What lines of the data hold the string "展示对政府的团结"? Pull each one out.

• _Raw records_:
++++++
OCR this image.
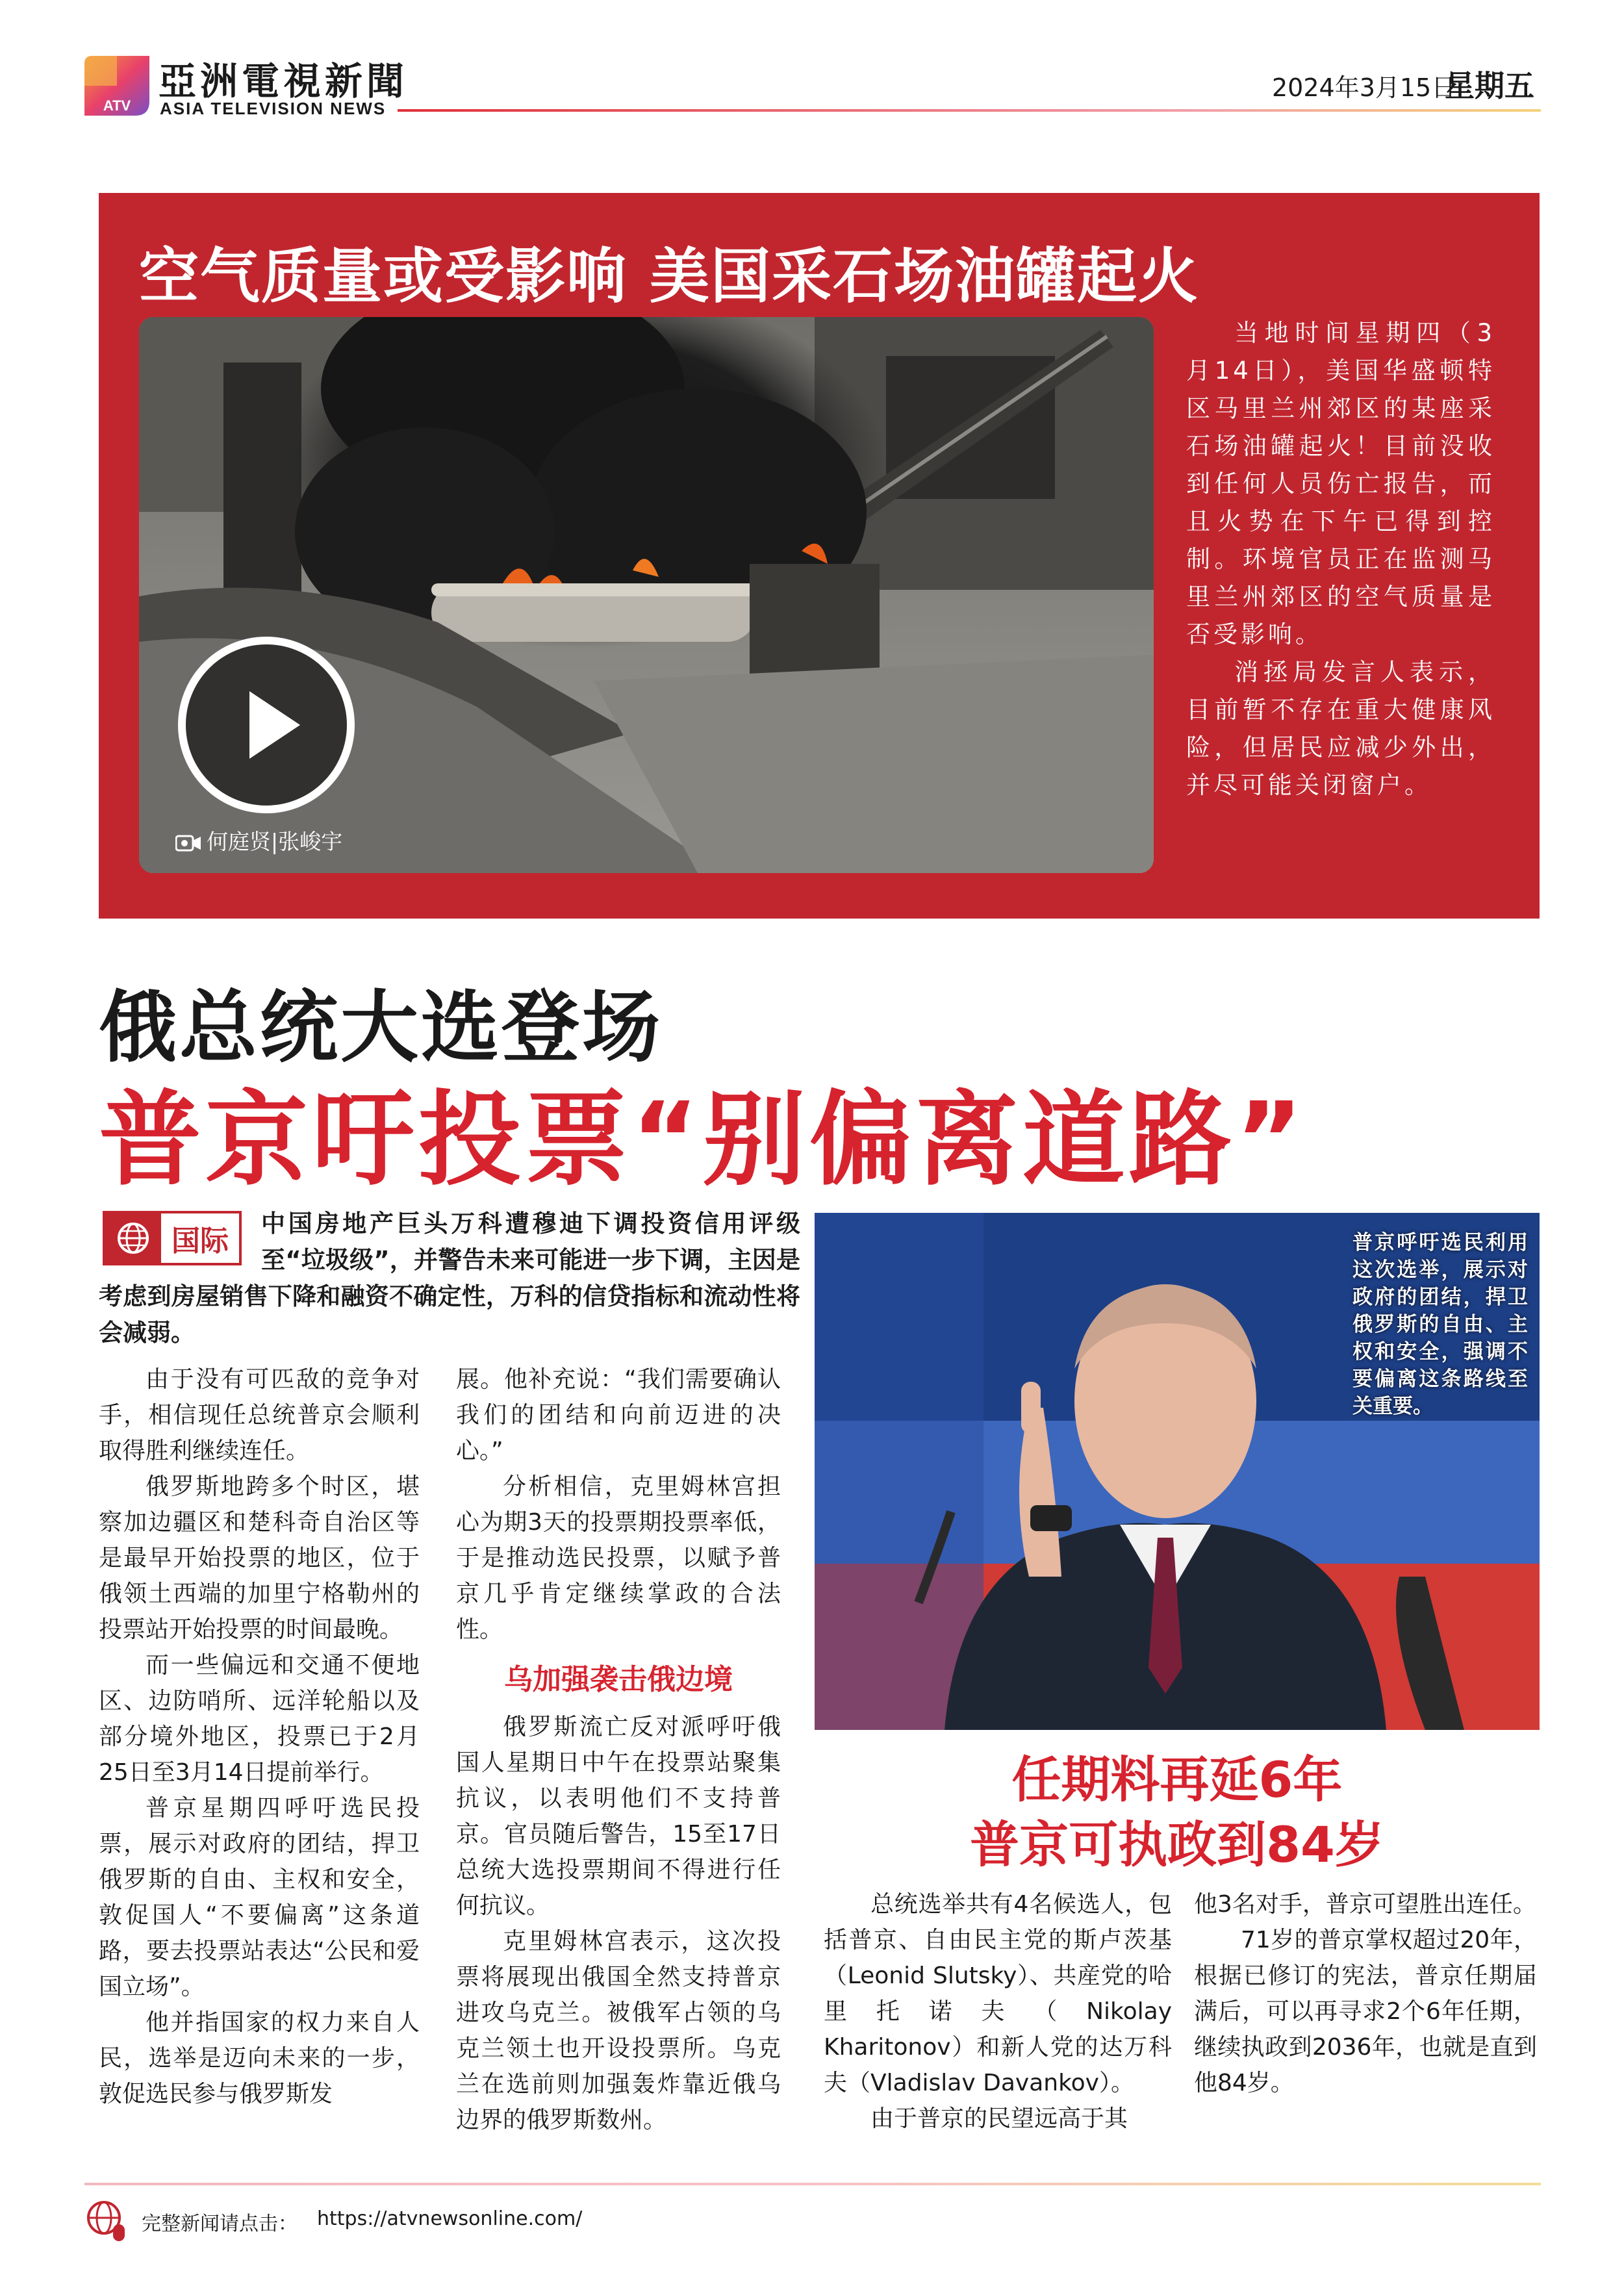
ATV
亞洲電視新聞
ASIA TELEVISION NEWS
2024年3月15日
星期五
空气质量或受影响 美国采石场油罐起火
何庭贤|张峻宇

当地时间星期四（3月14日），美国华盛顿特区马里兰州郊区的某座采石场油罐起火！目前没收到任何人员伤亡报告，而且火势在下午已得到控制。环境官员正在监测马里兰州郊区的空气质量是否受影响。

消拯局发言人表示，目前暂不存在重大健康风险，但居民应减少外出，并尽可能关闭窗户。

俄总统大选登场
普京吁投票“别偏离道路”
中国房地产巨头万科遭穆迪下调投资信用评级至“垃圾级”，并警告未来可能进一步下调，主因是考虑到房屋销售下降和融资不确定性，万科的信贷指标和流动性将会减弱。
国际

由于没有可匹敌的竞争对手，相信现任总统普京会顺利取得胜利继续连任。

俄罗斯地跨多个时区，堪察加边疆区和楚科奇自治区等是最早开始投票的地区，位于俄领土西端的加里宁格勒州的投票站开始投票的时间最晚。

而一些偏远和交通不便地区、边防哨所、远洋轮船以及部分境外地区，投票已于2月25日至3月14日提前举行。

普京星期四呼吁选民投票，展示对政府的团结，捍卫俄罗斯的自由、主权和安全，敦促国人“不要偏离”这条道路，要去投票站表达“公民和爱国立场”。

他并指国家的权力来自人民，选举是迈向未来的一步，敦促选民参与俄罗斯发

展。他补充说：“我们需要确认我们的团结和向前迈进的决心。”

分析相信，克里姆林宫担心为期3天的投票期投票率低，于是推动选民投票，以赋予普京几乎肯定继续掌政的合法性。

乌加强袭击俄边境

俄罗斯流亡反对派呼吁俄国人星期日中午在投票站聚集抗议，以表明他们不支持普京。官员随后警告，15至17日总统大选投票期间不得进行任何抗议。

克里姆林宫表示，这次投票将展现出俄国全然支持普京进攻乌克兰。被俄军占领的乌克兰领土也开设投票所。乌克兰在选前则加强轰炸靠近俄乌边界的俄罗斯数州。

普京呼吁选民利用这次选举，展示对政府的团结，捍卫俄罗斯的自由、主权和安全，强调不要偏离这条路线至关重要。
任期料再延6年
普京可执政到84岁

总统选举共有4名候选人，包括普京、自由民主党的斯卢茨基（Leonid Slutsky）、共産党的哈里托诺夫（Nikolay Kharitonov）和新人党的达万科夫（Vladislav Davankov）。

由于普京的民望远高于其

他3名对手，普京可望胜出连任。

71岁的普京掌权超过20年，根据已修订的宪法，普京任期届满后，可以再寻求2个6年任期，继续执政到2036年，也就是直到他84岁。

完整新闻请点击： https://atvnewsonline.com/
++++++
• _Task output_:
普京星期四呼吁选民投票，展示对政府的团结，捍卫俄罗斯的自由、主权和安全，敦促国人“不要偏离”这条道路，要去投票站表达“公民和爱国立场”。
普京呼吁选民利用这次选举，展示对政府的团结，捍卫俄罗斯的自由、主权和安全，强调不要偏离这条路线至关重要。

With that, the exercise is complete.